### EXERCISE OBJECTIVE
Each line of the data holding "future" should be found and copied.

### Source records
Segment Open

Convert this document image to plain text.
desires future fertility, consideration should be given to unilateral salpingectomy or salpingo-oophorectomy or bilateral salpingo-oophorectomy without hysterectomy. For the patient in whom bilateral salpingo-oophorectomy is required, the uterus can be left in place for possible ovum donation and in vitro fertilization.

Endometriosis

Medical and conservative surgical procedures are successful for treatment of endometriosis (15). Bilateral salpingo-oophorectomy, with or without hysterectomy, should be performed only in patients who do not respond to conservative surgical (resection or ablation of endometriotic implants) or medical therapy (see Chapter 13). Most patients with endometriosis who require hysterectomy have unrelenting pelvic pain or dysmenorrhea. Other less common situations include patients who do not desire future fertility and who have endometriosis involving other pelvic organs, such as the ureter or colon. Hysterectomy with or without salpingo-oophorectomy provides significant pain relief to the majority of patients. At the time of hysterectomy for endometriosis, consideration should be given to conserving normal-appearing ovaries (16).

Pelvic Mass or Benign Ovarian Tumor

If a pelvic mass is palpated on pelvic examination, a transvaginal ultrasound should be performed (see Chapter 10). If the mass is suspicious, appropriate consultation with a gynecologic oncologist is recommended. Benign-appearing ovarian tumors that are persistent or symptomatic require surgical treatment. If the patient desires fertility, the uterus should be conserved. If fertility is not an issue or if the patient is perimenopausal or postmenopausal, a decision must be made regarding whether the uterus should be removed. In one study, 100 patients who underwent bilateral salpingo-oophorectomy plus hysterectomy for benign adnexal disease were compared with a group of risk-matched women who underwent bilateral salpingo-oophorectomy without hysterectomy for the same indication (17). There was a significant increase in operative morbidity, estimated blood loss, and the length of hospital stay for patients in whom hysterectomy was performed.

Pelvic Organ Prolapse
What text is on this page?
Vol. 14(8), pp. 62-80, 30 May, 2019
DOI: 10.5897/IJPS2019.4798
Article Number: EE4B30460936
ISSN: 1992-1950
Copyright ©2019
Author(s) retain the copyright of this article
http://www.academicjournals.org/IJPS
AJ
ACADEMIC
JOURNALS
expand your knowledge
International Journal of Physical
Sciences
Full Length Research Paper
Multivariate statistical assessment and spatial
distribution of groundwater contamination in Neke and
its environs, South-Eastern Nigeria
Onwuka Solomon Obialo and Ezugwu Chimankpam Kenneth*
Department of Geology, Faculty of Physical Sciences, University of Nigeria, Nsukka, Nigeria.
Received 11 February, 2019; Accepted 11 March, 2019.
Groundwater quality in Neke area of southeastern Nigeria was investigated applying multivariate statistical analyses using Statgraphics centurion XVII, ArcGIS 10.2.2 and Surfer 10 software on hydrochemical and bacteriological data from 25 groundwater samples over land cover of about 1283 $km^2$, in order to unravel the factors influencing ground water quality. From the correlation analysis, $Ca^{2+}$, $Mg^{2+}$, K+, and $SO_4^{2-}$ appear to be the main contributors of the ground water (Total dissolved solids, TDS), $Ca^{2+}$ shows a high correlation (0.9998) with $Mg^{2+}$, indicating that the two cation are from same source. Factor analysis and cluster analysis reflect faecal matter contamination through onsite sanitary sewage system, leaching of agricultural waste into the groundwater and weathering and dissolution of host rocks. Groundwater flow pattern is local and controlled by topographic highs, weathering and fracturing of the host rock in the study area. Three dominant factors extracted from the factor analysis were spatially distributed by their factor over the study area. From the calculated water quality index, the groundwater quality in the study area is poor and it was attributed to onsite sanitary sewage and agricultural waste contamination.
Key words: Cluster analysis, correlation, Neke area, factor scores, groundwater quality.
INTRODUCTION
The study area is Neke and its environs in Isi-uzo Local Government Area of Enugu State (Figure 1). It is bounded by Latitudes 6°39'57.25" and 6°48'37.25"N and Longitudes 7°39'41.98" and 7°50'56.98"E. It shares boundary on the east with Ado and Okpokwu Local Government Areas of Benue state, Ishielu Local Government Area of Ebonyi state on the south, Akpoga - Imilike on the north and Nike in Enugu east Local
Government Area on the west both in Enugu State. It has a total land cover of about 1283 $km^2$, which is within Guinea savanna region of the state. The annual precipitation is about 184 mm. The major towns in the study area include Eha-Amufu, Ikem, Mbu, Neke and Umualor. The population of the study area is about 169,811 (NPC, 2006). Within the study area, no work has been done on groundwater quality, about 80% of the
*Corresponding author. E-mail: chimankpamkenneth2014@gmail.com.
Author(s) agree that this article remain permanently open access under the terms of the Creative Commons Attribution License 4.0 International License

Segment Closed

### WRITTEN ANSWER
desires future fertility, consideration should be given to unilateral salpingectomy or salpingo-oophorectomy or bilateral salpingo-oophorectomy without hysterectomy. For the patient in whom bilateral salpingo-oophorectomy is required, the uterus can be left in place for possible ovum donation and in vitro fertilization.
Medical and conservative surgical procedures are successful for treatment of endometriosis (15). Bilateral salpingo-oophorectomy, with or without hysterectomy, should be performed only in patients who do not respond to conservative surgical (resection or ablation of endometriotic implants) or medical therapy (see Chapter 13). Most patients with endometriosis who require hysterectomy have unrelenting pelvic pain or dysmenorrhea. Other less common situations include patients who do not desire future fertility and who have endometriosis involving other pelvic organs, such as the ureter or colon. Hysterectomy with or without salpingo-oophorectomy provides significant pain relief to the majority of patients. At the time of hysterectomy for endometriosis, consideration should be given to conserving normal-appearing ovaries (16).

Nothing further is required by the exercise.